**** Records ****

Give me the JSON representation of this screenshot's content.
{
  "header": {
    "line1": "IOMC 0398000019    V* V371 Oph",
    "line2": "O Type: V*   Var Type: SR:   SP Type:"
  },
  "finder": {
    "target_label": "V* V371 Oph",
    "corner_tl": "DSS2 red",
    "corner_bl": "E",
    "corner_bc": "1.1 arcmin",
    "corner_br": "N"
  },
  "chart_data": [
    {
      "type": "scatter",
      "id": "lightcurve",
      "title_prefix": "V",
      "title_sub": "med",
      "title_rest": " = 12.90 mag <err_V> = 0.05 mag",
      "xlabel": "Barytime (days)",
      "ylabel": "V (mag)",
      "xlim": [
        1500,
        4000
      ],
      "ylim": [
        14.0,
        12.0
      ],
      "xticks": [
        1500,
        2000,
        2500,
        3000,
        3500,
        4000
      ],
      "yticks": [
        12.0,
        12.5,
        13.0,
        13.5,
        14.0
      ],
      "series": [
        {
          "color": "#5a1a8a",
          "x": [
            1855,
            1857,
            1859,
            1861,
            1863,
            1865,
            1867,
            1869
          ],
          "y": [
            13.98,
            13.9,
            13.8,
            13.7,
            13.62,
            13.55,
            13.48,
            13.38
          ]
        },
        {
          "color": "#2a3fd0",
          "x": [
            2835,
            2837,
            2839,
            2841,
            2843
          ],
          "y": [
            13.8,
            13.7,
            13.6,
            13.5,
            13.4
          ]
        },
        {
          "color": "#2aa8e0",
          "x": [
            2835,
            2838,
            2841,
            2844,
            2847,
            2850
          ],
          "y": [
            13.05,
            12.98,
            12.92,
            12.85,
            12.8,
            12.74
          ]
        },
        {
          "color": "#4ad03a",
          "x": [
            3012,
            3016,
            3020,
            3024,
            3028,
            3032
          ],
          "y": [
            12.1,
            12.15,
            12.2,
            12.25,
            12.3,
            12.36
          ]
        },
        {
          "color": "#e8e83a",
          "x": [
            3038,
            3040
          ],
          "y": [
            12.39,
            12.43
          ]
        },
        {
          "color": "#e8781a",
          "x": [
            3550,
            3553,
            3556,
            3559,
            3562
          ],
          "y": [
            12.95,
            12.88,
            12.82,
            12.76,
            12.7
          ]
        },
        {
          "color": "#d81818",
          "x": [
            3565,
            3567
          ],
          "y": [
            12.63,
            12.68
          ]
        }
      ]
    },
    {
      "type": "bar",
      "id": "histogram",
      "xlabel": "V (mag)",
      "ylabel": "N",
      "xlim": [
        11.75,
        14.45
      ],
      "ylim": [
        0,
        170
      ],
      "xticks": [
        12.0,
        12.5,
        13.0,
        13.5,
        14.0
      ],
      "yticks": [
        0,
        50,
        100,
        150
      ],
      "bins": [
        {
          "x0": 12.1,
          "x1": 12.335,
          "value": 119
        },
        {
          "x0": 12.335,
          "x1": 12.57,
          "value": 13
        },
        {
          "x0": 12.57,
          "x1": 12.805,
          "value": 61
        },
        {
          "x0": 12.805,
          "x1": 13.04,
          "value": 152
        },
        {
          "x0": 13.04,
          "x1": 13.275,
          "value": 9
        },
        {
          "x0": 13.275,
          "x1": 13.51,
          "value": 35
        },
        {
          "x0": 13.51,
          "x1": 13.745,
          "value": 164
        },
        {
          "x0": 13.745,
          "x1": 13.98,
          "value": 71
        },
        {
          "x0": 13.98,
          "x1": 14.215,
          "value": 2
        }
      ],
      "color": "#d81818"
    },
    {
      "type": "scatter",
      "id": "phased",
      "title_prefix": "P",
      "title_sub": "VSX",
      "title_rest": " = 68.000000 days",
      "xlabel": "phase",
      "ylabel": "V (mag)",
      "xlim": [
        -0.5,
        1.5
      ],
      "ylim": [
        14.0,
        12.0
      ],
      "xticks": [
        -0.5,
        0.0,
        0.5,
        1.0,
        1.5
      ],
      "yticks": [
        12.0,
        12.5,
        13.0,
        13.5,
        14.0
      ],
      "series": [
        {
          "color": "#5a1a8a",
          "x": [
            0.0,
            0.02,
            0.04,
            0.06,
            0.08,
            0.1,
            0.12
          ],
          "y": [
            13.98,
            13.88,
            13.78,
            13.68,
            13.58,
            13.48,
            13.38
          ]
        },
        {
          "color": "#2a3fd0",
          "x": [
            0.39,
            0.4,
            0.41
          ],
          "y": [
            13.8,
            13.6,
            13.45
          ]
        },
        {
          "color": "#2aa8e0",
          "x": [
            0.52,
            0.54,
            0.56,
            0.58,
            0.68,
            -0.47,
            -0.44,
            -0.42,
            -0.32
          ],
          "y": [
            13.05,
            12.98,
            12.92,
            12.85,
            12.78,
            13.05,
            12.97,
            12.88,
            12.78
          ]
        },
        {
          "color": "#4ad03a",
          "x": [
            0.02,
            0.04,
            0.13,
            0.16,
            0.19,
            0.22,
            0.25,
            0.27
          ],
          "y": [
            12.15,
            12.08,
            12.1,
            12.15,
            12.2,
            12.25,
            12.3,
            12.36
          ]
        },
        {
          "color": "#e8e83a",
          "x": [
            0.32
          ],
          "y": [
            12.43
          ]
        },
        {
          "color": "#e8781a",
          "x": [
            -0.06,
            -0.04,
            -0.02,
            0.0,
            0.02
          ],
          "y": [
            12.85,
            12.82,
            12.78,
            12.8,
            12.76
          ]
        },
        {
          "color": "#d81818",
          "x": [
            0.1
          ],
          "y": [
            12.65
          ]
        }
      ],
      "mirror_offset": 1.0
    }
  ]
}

****
**** Records ****

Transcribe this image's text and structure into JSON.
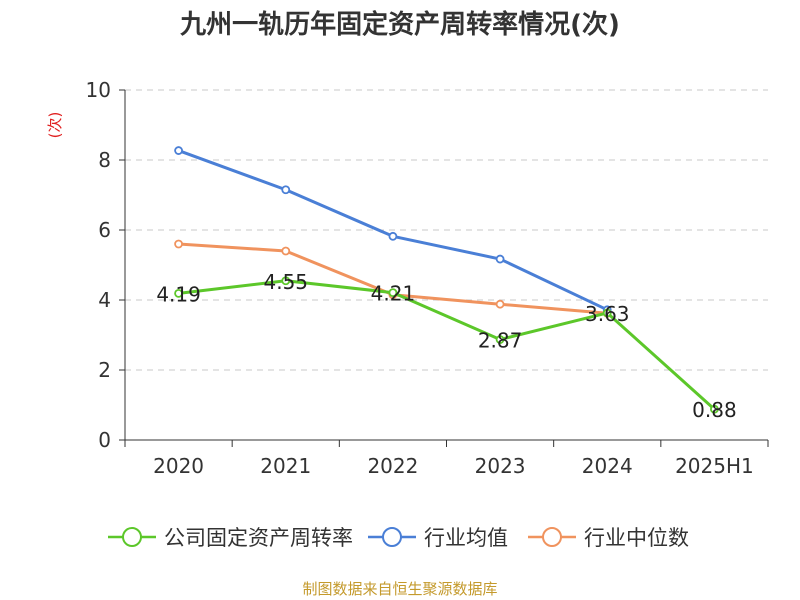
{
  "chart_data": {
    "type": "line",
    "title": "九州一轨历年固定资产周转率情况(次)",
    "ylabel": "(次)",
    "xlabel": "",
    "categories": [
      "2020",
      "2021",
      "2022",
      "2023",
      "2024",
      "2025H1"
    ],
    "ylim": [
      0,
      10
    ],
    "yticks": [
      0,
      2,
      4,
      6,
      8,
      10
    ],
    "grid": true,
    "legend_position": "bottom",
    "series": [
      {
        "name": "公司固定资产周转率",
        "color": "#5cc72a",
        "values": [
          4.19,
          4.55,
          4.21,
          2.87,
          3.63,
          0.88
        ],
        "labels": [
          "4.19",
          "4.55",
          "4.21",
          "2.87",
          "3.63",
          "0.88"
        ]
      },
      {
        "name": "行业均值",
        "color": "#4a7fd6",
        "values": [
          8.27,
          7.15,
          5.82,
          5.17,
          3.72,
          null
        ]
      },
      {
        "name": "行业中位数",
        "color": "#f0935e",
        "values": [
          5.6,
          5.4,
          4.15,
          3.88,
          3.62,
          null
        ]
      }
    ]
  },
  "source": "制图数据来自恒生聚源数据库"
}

****

#### The problem:
Wherever the string "JSON" appears in the entries above, list that line.

#### Full solution:
Give me the JSON representation of this screenshot's content.
Transcribe this image's text and structure into JSON.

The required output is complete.